**What is asked**
Would you transcribe the whole listing exactly, minus its pictures?

**Input rows**
■ ■ ■
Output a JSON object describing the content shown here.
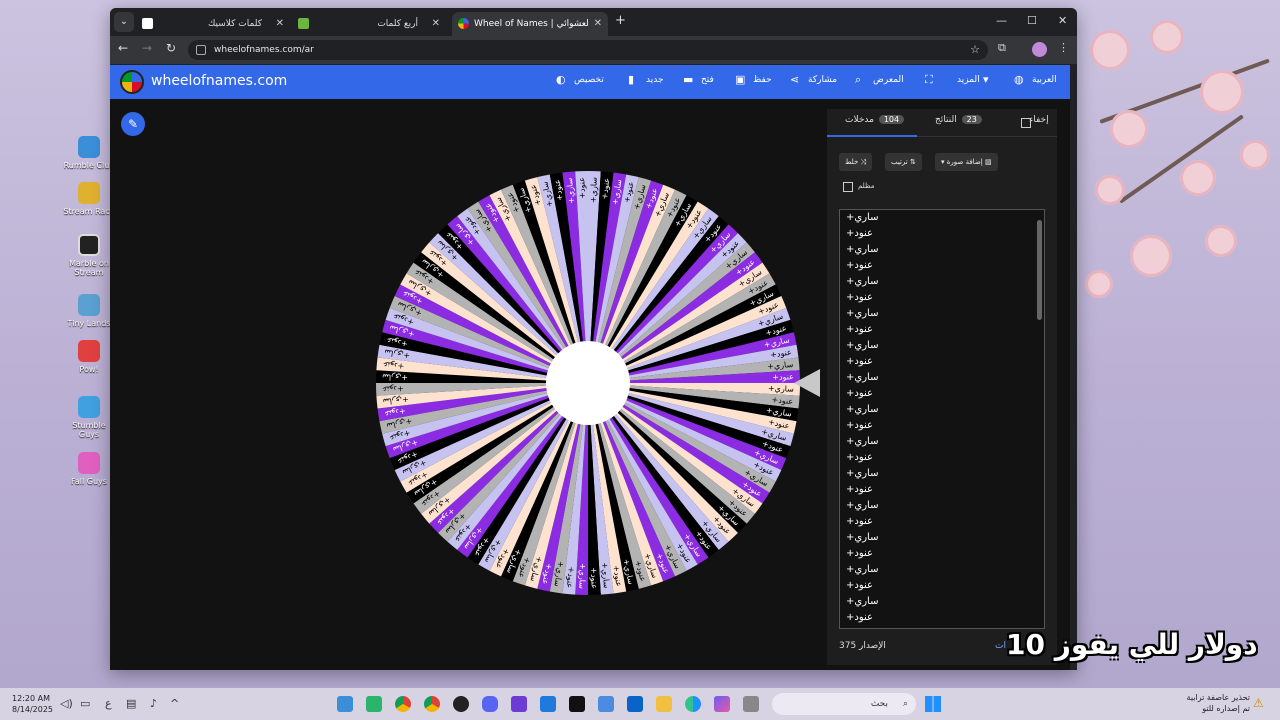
{
  "desktop": {
    "icons": [
      {
        "label": "Rumble Club",
        "icon": "rumble-club-icon",
        "color": "#3a8fd8"
      },
      {
        "label": "Stream Race",
        "icon": "stream-race-icon",
        "color": "#e0b030"
      },
      {
        "label": "Marble on Stream",
        "icon": "marble-icon",
        "color": "#222222"
      },
      {
        "label": "Tiny Lands",
        "icon": "tiny-lands-icon",
        "color": "#5aa0d0"
      },
      {
        "label": "Pow!",
        "icon": "pow-icon",
        "color": "#e04040"
      },
      {
        "label": "Stumble Guys",
        "icon": "stumble-guys-icon",
        "color": "#40a0e0"
      },
      {
        "label": "Fall Guys",
        "icon": "fall-guys-icon",
        "color": "#e060c0"
      }
    ]
  },
  "browser": {
    "tabs": [
      {
        "title": "كلمات كلاسيك",
        "active": false
      },
      {
        "title": "أربع كلمات",
        "active": false
      },
      {
        "title": "Wheel of Names | منتقي الاسم العشوائي",
        "active": true
      }
    ],
    "new_tab": "+",
    "url": "wheelofnames.com/ar"
  },
  "site": {
    "title": "wheelofnames.com",
    "brand_color": "#3369e8",
    "menu": {
      "language": "العربية",
      "more": "المزيد",
      "gallery": "المعرض",
      "share": "مشاركة",
      "save": "حفظ",
      "open": "فتح",
      "new": "جديد",
      "customize": "تخصيص"
    }
  },
  "panel": {
    "hide_label": "إخفاء",
    "results_label": "النتائج",
    "results_count": "23",
    "entries_label": "مدخلات",
    "entries_count": "104",
    "shuffle_label": "خلط",
    "sort_label": "ترتيب",
    "add_image_label": "إضافة صورة",
    "bold_label": "مظلم",
    "entries": [
      "+ساري",
      "+عنود",
      "+ساري",
      "+عنود",
      "+ساري",
      "+عنود",
      "+ساري",
      "+عنود",
      "+ساري",
      "+عنود",
      "+ساري",
      "+عنود",
      "+ساري",
      "+عنود",
      "+ساري",
      "+عنود",
      "+ساري",
      "+عنود",
      "+ساري",
      "+عنود",
      "+ساري",
      "+عنود",
      "+ساري",
      "+عنود",
      "+ساري",
      "+عنود"
    ],
    "version_label": "الإصدار 375",
    "bottom_link": "ات"
  },
  "wheel": {
    "slice_count": 104,
    "labels": [
      "+ساري",
      "+عنود"
    ],
    "colors": [
      "#c6c3f0",
      "#8b2be2",
      "#b3b3b3",
      "#fde3cf",
      "#000000"
    ]
  },
  "overlay_text": "دولار للي يفوز 10",
  "taskbar": {
    "time": "12:20 AM",
    "date": "8/14/2025",
    "search_placeholder": "بحث",
    "news_line1": "تحذير عاصفة ترابية",
    "news_line2": "تم إصداره للتو",
    "lang": "ع"
  }
}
■ ■ ■
**Exercise output**
Output a JSON object describing the content shown here.
{
  "desktop": {
    "icons": [
      {
        "label": "Rumble Club",
        "icon": "rumble-club-icon",
        "color": "#3a8fd8"
      },
      {
        "label": "Stream Race",
        "icon": "stream-race-icon",
        "color": "#e0b030"
      },
      {
        "label": "Marble on Stream",
        "icon": "marble-icon",
        "color": "#222222"
      },
      {
        "label": "Tiny Lands",
        "icon": "tiny-lands-icon",
        "color": "#5aa0d0"
      },
      {
        "label": "Pow!",
        "icon": "pow-icon",
        "color": "#e04040"
      },
      {
        "label": "Stumble Guys",
        "icon": "stumble-guys-icon",
        "color": "#40a0e0"
      },
      {
        "label": "Fall Guys",
        "icon": "fall-guys-icon",
        "color": "#e060c0"
      }
    ]
  },
  "browser": {
    "tabs": [
      {
        "title": "كلمات كلاسيك",
        "active": false
      },
      {
        "title": "أربع كلمات",
        "active": false
      },
      {
        "title": "Wheel of Names | منتقي الاسم العشوائي",
        "active": true
      }
    ],
    "new_tab": "+",
    "url": "wheelofnames.com/ar"
  },
  "site": {
    "title": "wheelofnames.com",
    "brand_color": "#3369e8",
    "menu": {
      "language": "العربية",
      "more": "المزيد",
      "gallery": "المعرض",
      "share": "مشاركة",
      "save": "حفظ",
      "open": "فتح",
      "new": "جديد",
      "customize": "تخصيص"
    }
  },
  "panel": {
    "hide_label": "إخفاء",
    "results_label": "النتائج",
    "results_count": "23",
    "entries_label": "مدخلات",
    "entries_count": "104",
    "shuffle_label": "خلط",
    "sort_label": "ترتيب",
    "add_image_label": "إضافة صورة",
    "bold_label": "مظلم",
    "entries": [
      "+ساري",
      "+عنود",
      "+ساري",
      "+عنود",
      "+ساري",
      "+عنود",
      "+ساري",
      "+عنود",
      "+ساري",
      "+عنود",
      "+ساري",
      "+عنود",
      "+ساري",
      "+عنود",
      "+ساري",
      "+عنود",
      "+ساري",
      "+عنود",
      "+ساري",
      "+عنود",
      "+ساري",
      "+عنود",
      "+ساري",
      "+عنود",
      "+ساري",
      "+عنود"
    ],
    "version_label": "الإصدار 375",
    "bottom_link": "ات"
  },
  "wheel": {
    "slice_count": 104,
    "labels": [
      "+ساري",
      "+عنود"
    ],
    "colors": [
      "#c6c3f0",
      "#8b2be2",
      "#b3b3b3",
      "#fde3cf",
      "#000000"
    ]
  },
  "overlay_text": "دولار للي يفوز 10",
  "taskbar": {
    "time": "12:20 AM",
    "date": "8/14/2025",
    "search_placeholder": "بحث",
    "news_line1": "تحذير عاصفة ترابية",
    "news_line2": "تم إصداره للتو",
    "lang": "ع"
  }
}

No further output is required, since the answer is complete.